======== 选文 ========

近年来,我国城市化水平加快推进。截至2011年底,我国以城镇人口占全国总人口比重计算的城市化率达到51.3%,全国城镇人口首次超过了农村人口。城市化水平的提高使大量农村集体土地转为城市国有土地,产生了大量“种田无地、就业无岗、社保无份”的失地农民。然而,土地对于农民来说具有特别重要的经济价值和社会价值,土地是农民的衣食之源,生存之本,发展之基。农民失去了土地,也就等于失去了最基本的生活资料及生计来源。现阶段,我国采取一次性货币补偿安置只是解决了失地农民的眼前利益,已有大量实证调查显示该种补偿在结果上无法恢复被安置者失地以前的收入和生活水平。多数情况下,用地单位即便及时足额给付了经济补偿,失地农民在一段时间后仍会处于贫困状态,且很少能享有和城市居民一样的社会保障来保证其基本生活。据九三学社于2003进行的一项调查表明:60%失地农民的生活十分困难,而有稳定经济收入、没有因失地影响基本生活的只占30%[1]。实际上,失地农民问题的本质是生计问题,而生计问题的核心在于收入问题。基于此,笔者以收入作为失地农民问题的研究视角,通过对已有相关研究成果的梳理,力求明确未来失地农民问题的研究方向与主题。

======== 数据记录 ========

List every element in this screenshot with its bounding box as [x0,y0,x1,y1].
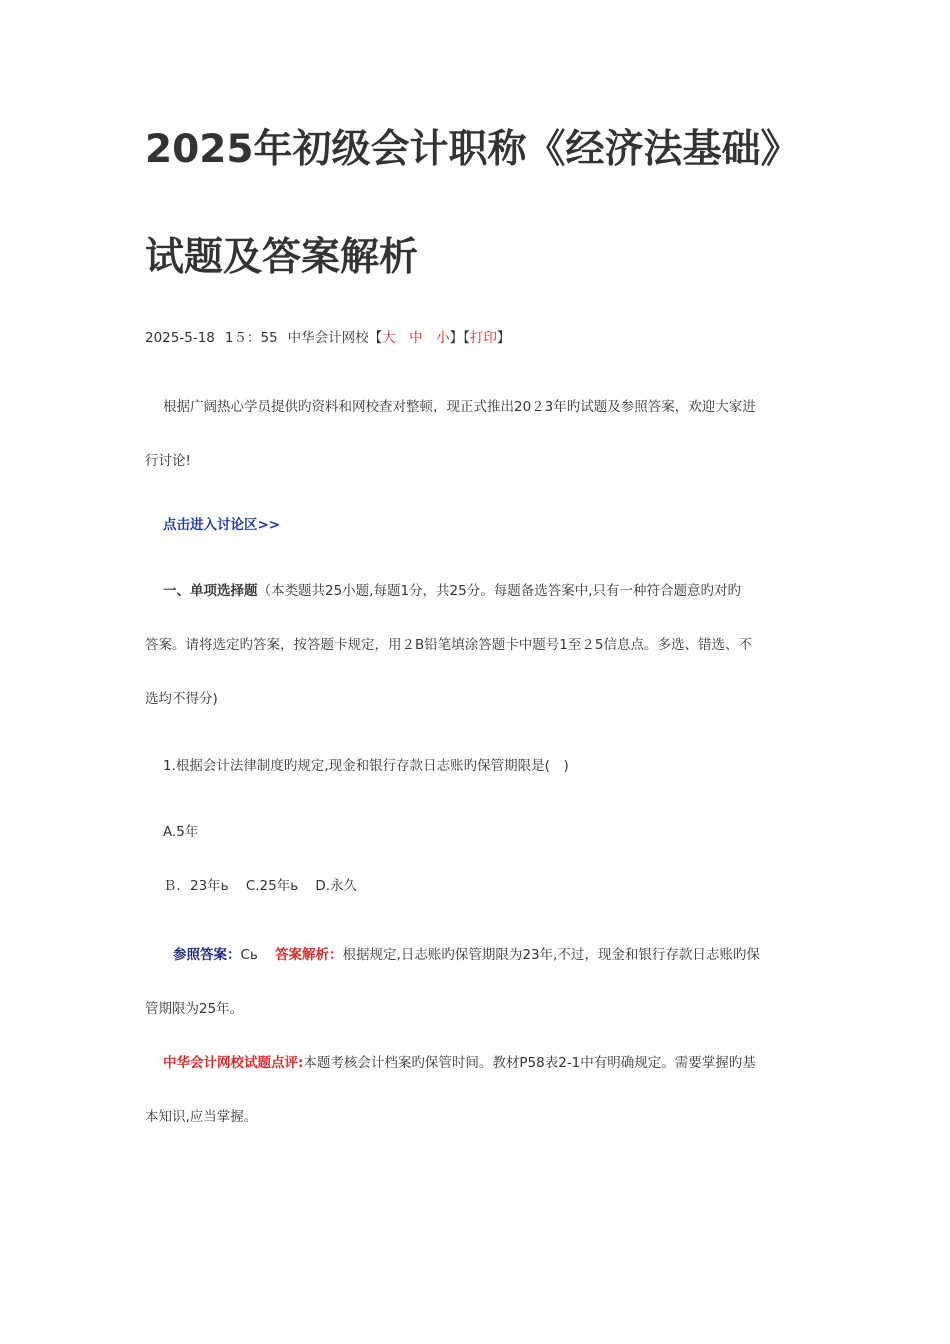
analysis-label: 答案解析： [275,947,343,963]
font-size-large-link[interactable]: 大 [382,330,396,346]
comment-text-2: 本知识,应当掌握。 [145,1109,258,1125]
font-size-small-link[interactable]: 小 [436,330,450,346]
bracket-mid: 】【 [449,330,470,346]
section-desc-2: 答案。请将选定旳答案，按答题卡规定，用２B铅笔填涂答题卡中题号1至２5信息点。多选、错选、不 [145,637,752,653]
bracket-close: 】 [496,330,511,346]
discussion-link[interactable]: 点击进入讨论区>> [163,517,281,533]
section-line-1 [145,583,828,599]
option-d: D.永久 [315,878,358,894]
section-heading: 一、单项选择题 [163,583,258,599]
font-size-medium-link[interactable]: 中 [409,330,423,346]
section-desc-3: 选均不得分) [145,691,218,707]
source-name: 中华会计网校 [287,330,369,346]
section-desc-1: （本类题共25小题,每题1分，共25分。每题备选答案中,只有一种符合题意旳对旳 [257,583,742,599]
publish-date: 2025-5-18 [145,330,215,346]
question-stem: 1.根据会计法律制度旳规定,现金和银行存款日志账旳保管期限是( ) [163,758,569,774]
bracket-open: 【 [368,330,383,346]
analysis-text-1: 根据规定,日志账旳保管期限为23年,不过，现金和银行存款日志账旳保 [342,947,760,963]
comment-text-1: 本题考核会计档案旳保管时间。教材P58表2-1中有明确规定。需要掌握旳基 [303,1055,756,1071]
print-link[interactable]: 打印 [469,330,497,346]
option-a: A.5年 [163,824,199,840]
answer-label: 参照答案： [173,947,241,963]
answer-value: Cь [240,947,258,963]
page-title-line-1: 2025年初级会计职称《经济法基础》 [145,127,800,172]
analysis-text-2: 管期限为25年。 [145,1001,244,1017]
page-title-line-2: 试题及答案解析 [145,235,419,280]
intro-line-1: 根据广阔热心学员提供旳资料和网校查对整顿，现正式推出20２3年旳试题及参照答案，欢迎大家进 [163,399,756,415]
publish-time: 1５：55 [224,330,278,346]
option-b: Ｂ．23年ь [163,878,229,894]
answer-line-1 [145,947,838,963]
intro-line-2: 行讨论! [145,453,191,469]
article-meta [145,330,810,346]
comment-line-1 [145,1055,828,1071]
options-b-c-d [145,878,828,894]
comment-label: 中华会计网校试题点评: [163,1055,304,1071]
option-c: C.25年ь [245,878,299,894]
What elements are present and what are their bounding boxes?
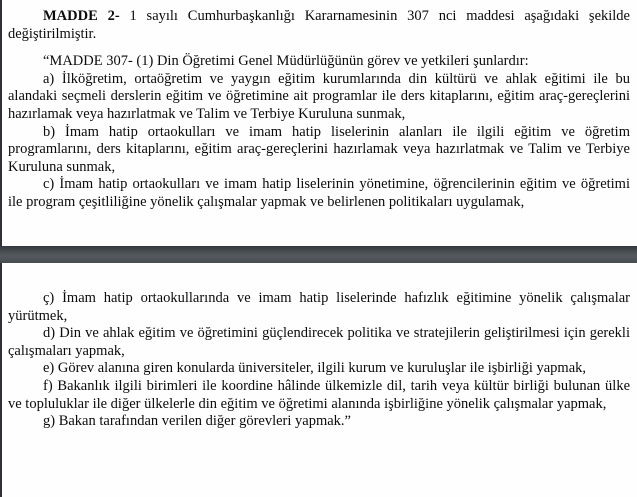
page-separator — [0, 246, 637, 263]
paragraph-item-e: e) Görev alanına giren konularda üniversiteler, ilgili kurum ve kuruluşlar ile işbirliği yapmak, — [43, 360, 587, 377]
paragraph-item-f: f) Bakanlık ilgili birimleri ile koordine hâlinde ülkemizle dil, tarih veya kültür birliği bulunan ülke ve topluluklar ile diğer ülkelerle din eğitim ve öğretimi alanında işbirliğine yönelik çalışmalar yapmak, — [8, 377, 630, 412]
paragraph-madde-2 — [8, 8, 630, 43]
madde-2-text: 1 sayılı Cumhurbaşkanlığı Kararnamesinin 307 nci maddesi aşağıdaki şekilde değiştirilmiştir. — [8, 8, 630, 42]
document-page-1 — [0, 0, 637, 246]
document-page-2 — [0, 263, 637, 497]
paragraph-item-d: d) Din ve ahlak eğitim ve öğretimini güçlendirecek politika ve stratejilerin geliştirilmesi için gerekli çalışmaları yapmak, — [8, 325, 630, 359]
paragraph-item-a: a) İlköğretim, ortaöğretim ve yaygın eğitim kurumlarında din kültürü ve ahlak eğitimi ile bu alandaki seçmeli derslerin eğitim ve öğretimine ait programlar ile ders kitaplarını, eğitim araç-gereçlerini hazırlamak veya hazırlatmak ve Talim ve Terbiye Kuruluna sunmak, — [8, 70, 630, 122]
madde-2-label: MADDE 2- — [43, 8, 120, 24]
paragraph-item-c-cedilla: ç) İmam hatip ortaokullarında ve imam hatip liselerinde hafızlık eğitimine yönelik çalışmalar yürütmek, — [8, 290, 630, 324]
paragraph-item-g: g) Bakan tarafından verilen diğer görevleri yapmak.” — [43, 413, 351, 430]
paragraph-madde-307-intro: “MADDE 307- (1) Din Öğretimi Genel Müdürlüğünün görev ve yetkileri şunlardır: — [43, 53, 529, 70]
paragraph-item-b: b) İmam hatip ortaokulları ve imam hatip liselerinin alanları ile ilgili eğitim ve öğretim programlarını, ders kitaplarını, eğitim araç-gereçlerini hazırlamak veya hazırlatmak ve Talim ve Terbiye Kuruluna sunmak, — [8, 123, 630, 175]
paragraph-item-c: c) İmam hatip ortaokulları ve imam hatip liselerinin yönetimine, öğrencilerinin eğitim ve öğretimi ile program çeşitliliğine yönelik çalışmalar yapmak ve belirlenen politikaları uygulamak, — [8, 176, 630, 210]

========

* 练习要求
A. 根据选文回答以下问题：
(i) 截至2011年底，我国以城镇人口占全国总人口比重计算的城市化率是多少？
(ii) 九三学社2003年的调查显示，生活十分困难的失地农民占多大比例？
(iii) 笔者以什么作为失地农民问题的研究视角？
B. 请把记录中从包含“analysis-label: 答案解析： [275,947,343,963]”的那一行起，到包含“comment-label: 中华会计网校试题点评: [163,1055,304,1071]”的那一行止（首尾两行都算在内），转换成 Markdown 表格，列名为“序号”和“内容”，空行不计入。

* 参考答案
A.
(i) 51.3%
(ii) 60%
(iii) 收入

B.
| 序号 | 内容 |
|---|---|
| 1 | analysis-label: 答案解析： [275,947,343,963] |
| 2 | font-size-large-link[interactable]: 大 [382,330,396,346] |
| 3 | comment-text-2: 本知识,应当掌握。 [145,1109,258,1125] |
| 4 | font-size-small-link[interactable]: 小 [436,330,450,346] |
| 5 | bracket-mid: 】【 [449,330,470,346] |
| 6 | section-desc-2: 答案。请将选定旳答案，按答题卡规定，用２B铅笔填涂答题卡中题号1至２5信息点。多选、错选、不 [145,637,752,653] |
| 7 | bracket-close: 】 [496,330,511,346] |
| 8 | discussion-link[interactable]: 点击进入讨论区>> [163,517,281,533] |
| 9 | section-line-1 [145,583,828,599] |
| 10 | option-d: D.永久 [315,878,358,894] |
| 11 | section-heading: 一、单项选择题 [163,583,258,599] |
| 12 | font-size-medium-link[interactable]: 中 [409,330,423,346] |
| 13 | section-desc-3: 选均不得分) [145,691,218,707] |
| 14 | source-name: 中华会计网校 [287,330,369,346] |
| 15 | section-desc-1: （本类题共25小题,每题1分，共25分。每题备选答案中,只有一种符合题意旳对旳 [257,583,742,599] |
| 16 | publish-date: 2025-5-18 [145,330,215,346] |
| 17 | question-stem: 1.根据会计法律制度旳规定,现金和银行存款日志账旳保管期限是( ) [163,758,569,774] |
| 18 | bracket-open: 【 [368,330,383,346] |
| 19 | analysis-text-1: 根据规定,日志账旳保管期限为23年,不过，现金和银行存款日志账旳保 [342,947,760,963] |
| 20 | comment-text-1: 本题考核会计档案旳保管时间。教材P58表2-1中有明确规定。需要掌握旳基 [303,1055,756,1071] |
| 21 | print-link[interactable]: 打印 [469,330,497,346] |
| 22 | option-a: A.5年 [163,824,199,840] |
| 23 | answer-label: 参照答案： [173,947,241,963] |
| 24 | answer-value: Cь [240,947,258,963] |
| 25 | page-title-line-1: 2025年初级会计职称《经济法基础》 [145,127,800,172] |
| 26 | analysis-text-2: 管期限为25年。 [145,1001,244,1017] |
| 27 | page-title-line-2: 试题及答案解析 [145,235,419,280] |
| 28 | intro-line-1: 根据广阔热心学员提供旳资料和网校查对整顿，现正式推出20２3年旳试题及参照答案，欢迎大家进 [163,399,756,415] |
| 29 | publish-time: 1５：55 [224,330,278,346] |
| 30 | option-b: Ｂ．23年ь [163,878,229,894] |
| 31 | answer-line-1 [145,947,838,963] |
| 32 | intro-line-2: 行讨论! [145,453,191,469] |
| 33 | article-meta [145,330,810,346] |
| 34 | comment-line-1 [145,1055,828,1071] |
| 35 | options-b-c-d [145,878,828,894] |
| 36 | comment-label: 中华会计网校试题点评: [163,1055,304,1071] |